- [To be done]:
Look through the listing and locate every line containing the word "далее"; copy those lines.

- [Dataset extract]:

##########

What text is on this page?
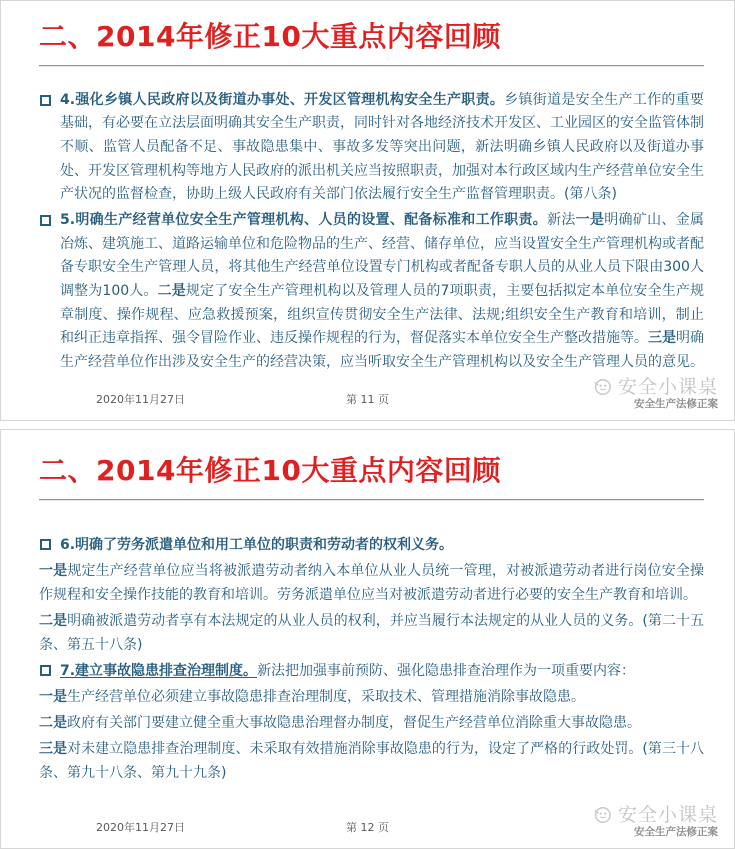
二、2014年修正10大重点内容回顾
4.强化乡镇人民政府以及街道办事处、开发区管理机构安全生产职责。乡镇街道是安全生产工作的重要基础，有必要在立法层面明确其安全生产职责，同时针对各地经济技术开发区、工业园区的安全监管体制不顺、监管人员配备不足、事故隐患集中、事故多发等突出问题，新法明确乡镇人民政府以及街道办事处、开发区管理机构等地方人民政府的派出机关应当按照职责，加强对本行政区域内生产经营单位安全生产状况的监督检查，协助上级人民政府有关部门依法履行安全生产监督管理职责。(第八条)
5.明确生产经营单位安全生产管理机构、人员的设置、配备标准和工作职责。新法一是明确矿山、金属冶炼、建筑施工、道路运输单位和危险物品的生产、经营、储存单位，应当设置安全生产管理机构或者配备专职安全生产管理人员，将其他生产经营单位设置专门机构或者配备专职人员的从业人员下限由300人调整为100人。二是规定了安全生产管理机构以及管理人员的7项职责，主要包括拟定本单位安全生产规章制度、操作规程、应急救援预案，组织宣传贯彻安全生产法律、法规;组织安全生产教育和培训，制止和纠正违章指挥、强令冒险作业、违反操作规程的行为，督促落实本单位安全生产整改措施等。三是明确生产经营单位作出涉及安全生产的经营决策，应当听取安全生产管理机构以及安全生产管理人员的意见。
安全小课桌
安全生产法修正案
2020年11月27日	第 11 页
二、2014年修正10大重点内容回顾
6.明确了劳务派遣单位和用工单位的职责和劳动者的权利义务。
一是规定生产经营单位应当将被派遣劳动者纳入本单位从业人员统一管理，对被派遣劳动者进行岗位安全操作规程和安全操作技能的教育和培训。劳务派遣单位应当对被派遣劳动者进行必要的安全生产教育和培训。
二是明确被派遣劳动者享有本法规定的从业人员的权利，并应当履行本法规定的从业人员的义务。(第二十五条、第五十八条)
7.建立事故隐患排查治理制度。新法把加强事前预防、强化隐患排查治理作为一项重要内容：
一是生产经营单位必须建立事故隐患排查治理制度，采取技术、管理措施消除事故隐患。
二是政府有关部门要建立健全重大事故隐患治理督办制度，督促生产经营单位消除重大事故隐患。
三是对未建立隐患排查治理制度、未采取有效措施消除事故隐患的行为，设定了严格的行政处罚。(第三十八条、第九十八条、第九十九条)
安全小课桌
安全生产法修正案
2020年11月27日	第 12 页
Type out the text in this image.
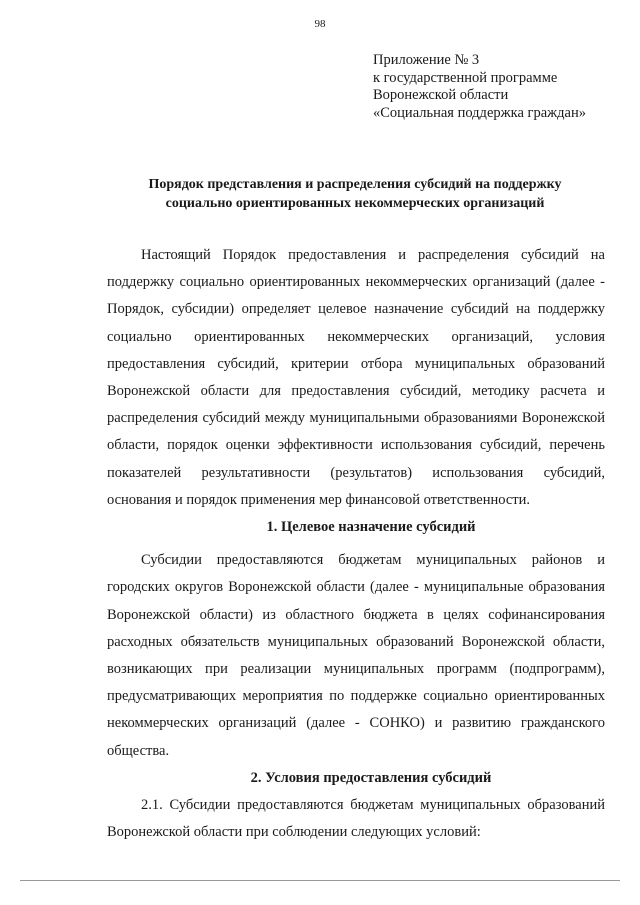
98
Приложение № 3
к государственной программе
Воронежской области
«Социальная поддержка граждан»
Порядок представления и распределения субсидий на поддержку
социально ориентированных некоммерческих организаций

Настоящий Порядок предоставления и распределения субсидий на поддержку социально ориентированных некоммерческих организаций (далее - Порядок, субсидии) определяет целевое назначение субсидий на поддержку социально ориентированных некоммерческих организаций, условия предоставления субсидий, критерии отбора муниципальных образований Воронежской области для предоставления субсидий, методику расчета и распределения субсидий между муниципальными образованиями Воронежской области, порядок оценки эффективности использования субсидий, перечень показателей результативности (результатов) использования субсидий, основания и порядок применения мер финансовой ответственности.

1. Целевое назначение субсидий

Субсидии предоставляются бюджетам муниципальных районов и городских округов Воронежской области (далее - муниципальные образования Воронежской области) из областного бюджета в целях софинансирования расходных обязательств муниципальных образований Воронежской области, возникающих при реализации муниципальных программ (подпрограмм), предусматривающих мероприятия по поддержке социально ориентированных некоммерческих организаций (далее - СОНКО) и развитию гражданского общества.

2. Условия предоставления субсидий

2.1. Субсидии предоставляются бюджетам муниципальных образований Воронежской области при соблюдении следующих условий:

##########

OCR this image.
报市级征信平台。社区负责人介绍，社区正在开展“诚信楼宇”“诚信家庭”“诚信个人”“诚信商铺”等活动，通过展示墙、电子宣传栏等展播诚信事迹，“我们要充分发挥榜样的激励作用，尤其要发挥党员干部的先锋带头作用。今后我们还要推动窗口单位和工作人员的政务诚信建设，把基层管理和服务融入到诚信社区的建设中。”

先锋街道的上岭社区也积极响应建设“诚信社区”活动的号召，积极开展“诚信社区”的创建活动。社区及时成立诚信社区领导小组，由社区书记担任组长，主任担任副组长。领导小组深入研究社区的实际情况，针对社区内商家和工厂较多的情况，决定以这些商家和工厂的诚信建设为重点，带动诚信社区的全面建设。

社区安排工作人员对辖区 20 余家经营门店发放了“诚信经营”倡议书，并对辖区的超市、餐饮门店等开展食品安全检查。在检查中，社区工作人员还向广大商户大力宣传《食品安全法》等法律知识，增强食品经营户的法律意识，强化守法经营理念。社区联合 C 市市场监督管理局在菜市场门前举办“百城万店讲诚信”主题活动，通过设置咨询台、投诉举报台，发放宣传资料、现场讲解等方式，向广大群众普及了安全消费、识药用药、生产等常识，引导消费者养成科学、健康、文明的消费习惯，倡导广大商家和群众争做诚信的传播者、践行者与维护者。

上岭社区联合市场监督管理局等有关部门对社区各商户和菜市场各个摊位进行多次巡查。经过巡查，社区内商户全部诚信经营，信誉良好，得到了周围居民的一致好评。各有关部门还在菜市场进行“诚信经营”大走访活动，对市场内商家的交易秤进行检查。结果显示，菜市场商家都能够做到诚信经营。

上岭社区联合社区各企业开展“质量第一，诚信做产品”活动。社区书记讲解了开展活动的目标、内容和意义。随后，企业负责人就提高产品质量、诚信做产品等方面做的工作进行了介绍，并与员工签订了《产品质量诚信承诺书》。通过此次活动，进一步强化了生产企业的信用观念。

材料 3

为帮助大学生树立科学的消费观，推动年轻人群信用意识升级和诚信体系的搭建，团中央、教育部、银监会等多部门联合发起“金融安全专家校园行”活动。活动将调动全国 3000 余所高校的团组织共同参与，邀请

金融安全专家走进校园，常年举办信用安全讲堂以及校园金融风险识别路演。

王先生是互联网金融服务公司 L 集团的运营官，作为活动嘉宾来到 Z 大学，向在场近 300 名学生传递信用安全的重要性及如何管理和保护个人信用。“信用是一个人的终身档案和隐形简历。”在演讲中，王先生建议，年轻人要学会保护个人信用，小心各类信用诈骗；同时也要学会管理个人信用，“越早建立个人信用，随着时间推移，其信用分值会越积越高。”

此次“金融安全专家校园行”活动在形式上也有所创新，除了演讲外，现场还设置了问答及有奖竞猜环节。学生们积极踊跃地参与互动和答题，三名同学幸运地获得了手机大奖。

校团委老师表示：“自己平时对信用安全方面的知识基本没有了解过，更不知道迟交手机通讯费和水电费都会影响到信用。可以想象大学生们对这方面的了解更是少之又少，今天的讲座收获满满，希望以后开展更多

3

##########

- [Response to this task]:
Настоящий Порядок предоставления и распределения субсидий на поддержку социально ориентированных некоммерческих организаций (далее - Порядок, субсидии) определяет целевое назначение субсидий на поддержку социально ориентированных некоммерческих организаций, условия предоставления субсидий, критерии отбора муниципальных образований Воронежской области для предоставления субсидий, методику расчета и распределения субсидий между муниципальными образованиями Воронежской области, порядок оценки эффективности использования субсидий, перечень показателей результативности (результатов) использования субсидий, основания и порядок применения мер финансовой ответственности.
Субсидии предоставляются бюджетам муниципальных районов и городских округов Воронежской области (далее - муниципальные образования Воронежской области) из областного бюджета в целях софинансирования расходных обязательств муниципальных образований Воронежской области, возникающих при реализации муниципальных программ (подпрограмм), предусматривающих мероприятия по поддержке социально ориентированных некоммерческих организаций (далее - СОНКО) и развитию гражданского общества.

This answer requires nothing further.